:: WHAT YOU ARE ASKED TO DO ::
Filter the records below down to lines containing "JSON".

:: Figure dataset records ::
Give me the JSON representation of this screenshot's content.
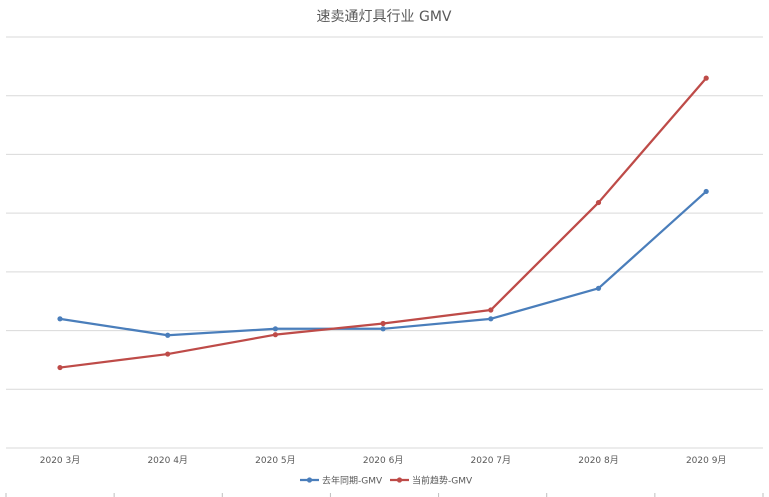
{
  "chart_data": {
    "type": "line",
    "title": "速卖通灯具行业 GMV",
    "xlabel": "",
    "ylabel": "",
    "categories": [
      "2020  3月",
      "2020 4月",
      "2020 5月",
      "2020 6月",
      "2020 7月",
      "2020 8月",
      "2020 9月"
    ],
    "ylim": [
      0,
      7
    ],
    "grid": true,
    "legend_position": "bottom",
    "series": [
      {
        "name": "去年同期-GMV",
        "color": "#4a7ebb",
        "values": [
          2.2,
          1.92,
          2.03,
          2.03,
          2.2,
          2.72,
          4.37
        ]
      },
      {
        "name": "当前趋势-GMV",
        "color": "#be4b48",
        "values": [
          1.37,
          1.6,
          1.93,
          2.12,
          2.35,
          4.18,
          6.3
        ]
      }
    ]
  }
}
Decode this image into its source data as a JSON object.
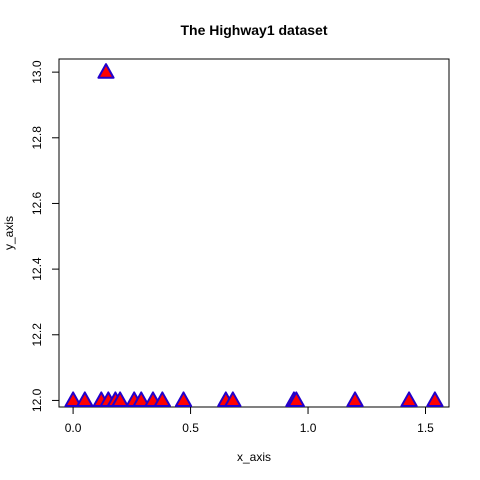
{
  "chart_data": {
    "type": "scatter",
    "title": "The Highway1 dataset",
    "xlabel": "x_axis",
    "ylabel": "y_axis",
    "xlim": [
      -0.06,
      1.6
    ],
    "ylim": [
      11.98,
      13.04
    ],
    "xticks": [
      0.0,
      0.5,
      1.0,
      1.5
    ],
    "xtick_labels": [
      "0.0",
      "0.5",
      "1.0",
      "1.5"
    ],
    "yticks": [
      12.0,
      12.2,
      12.4,
      12.6,
      12.8,
      13.0
    ],
    "ytick_labels": [
      "12.0",
      "12.2",
      "12.4",
      "12.6",
      "12.8",
      "13.0"
    ],
    "grid": false,
    "marker": "triangle",
    "marker_fill": "#ff0000",
    "marker_edge": "#2200cc",
    "points": [
      {
        "x": 0.0,
        "y": 12.0
      },
      {
        "x": 0.05,
        "y": 12.0
      },
      {
        "x": 0.12,
        "y": 12.0
      },
      {
        "x": 0.15,
        "y": 12.0
      },
      {
        "x": 0.18,
        "y": 12.0
      },
      {
        "x": 0.2,
        "y": 12.0
      },
      {
        "x": 0.26,
        "y": 12.0
      },
      {
        "x": 0.29,
        "y": 12.0
      },
      {
        "x": 0.34,
        "y": 12.0
      },
      {
        "x": 0.38,
        "y": 12.0
      },
      {
        "x": 0.47,
        "y": 12.0
      },
      {
        "x": 0.65,
        "y": 12.0
      },
      {
        "x": 0.68,
        "y": 12.0
      },
      {
        "x": 0.94,
        "y": 12.0
      },
      {
        "x": 0.95,
        "y": 12.0
      },
      {
        "x": 1.2,
        "y": 12.0
      },
      {
        "x": 1.43,
        "y": 12.0
      },
      {
        "x": 1.54,
        "y": 12.0
      },
      {
        "x": 0.14,
        "y": 13.0
      }
    ]
  }
}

:: RESULT BELOW ::
Give me the JSON representation of this screenshot's content.
Decode this image into its source data as a JSON object.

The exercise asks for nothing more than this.